** START RAW DATA **

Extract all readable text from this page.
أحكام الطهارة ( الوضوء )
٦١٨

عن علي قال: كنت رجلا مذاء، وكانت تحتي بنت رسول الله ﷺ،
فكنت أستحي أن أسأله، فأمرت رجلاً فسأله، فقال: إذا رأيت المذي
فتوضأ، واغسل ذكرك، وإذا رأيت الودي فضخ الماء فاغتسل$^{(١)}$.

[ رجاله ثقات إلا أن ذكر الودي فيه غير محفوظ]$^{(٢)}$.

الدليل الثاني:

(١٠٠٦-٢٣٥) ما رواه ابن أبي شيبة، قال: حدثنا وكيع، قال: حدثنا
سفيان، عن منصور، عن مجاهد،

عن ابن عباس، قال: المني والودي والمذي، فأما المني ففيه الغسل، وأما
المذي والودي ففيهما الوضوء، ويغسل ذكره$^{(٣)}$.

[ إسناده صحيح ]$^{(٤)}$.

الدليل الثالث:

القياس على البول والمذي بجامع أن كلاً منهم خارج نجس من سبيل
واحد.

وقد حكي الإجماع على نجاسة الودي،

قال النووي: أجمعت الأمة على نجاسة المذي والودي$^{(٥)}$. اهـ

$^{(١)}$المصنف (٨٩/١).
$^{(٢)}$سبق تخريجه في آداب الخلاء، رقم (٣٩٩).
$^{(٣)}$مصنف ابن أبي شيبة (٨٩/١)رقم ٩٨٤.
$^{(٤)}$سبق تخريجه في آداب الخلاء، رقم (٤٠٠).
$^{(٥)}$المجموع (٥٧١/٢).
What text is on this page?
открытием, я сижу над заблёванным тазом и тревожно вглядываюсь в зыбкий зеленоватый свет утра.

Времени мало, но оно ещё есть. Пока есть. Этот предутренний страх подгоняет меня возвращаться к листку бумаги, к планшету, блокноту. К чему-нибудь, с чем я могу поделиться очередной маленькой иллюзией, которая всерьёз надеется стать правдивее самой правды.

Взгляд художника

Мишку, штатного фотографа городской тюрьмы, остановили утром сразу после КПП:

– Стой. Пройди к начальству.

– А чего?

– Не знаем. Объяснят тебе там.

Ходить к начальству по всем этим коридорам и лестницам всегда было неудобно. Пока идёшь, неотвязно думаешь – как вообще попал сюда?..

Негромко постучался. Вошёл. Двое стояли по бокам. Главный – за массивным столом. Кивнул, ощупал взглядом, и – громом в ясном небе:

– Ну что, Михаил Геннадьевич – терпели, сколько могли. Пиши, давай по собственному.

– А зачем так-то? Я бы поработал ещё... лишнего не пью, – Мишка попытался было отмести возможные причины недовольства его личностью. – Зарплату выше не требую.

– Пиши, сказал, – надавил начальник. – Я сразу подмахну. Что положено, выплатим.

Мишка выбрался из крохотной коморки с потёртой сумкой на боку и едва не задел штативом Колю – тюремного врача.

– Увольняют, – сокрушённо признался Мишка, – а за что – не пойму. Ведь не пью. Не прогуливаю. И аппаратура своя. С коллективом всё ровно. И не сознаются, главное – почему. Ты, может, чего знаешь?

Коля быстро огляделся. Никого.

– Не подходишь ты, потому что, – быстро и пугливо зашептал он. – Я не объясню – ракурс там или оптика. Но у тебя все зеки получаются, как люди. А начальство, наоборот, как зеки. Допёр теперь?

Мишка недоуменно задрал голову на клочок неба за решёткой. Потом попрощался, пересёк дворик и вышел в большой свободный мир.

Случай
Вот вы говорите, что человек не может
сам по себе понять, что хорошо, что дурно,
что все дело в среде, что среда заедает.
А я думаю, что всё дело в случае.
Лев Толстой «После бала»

** END RAW DATA **

■ WHAT IS BEING ASKED ■
State how many lines include the string "والودي". Give no other information.

■ WRITTEN SOLUTION ■
3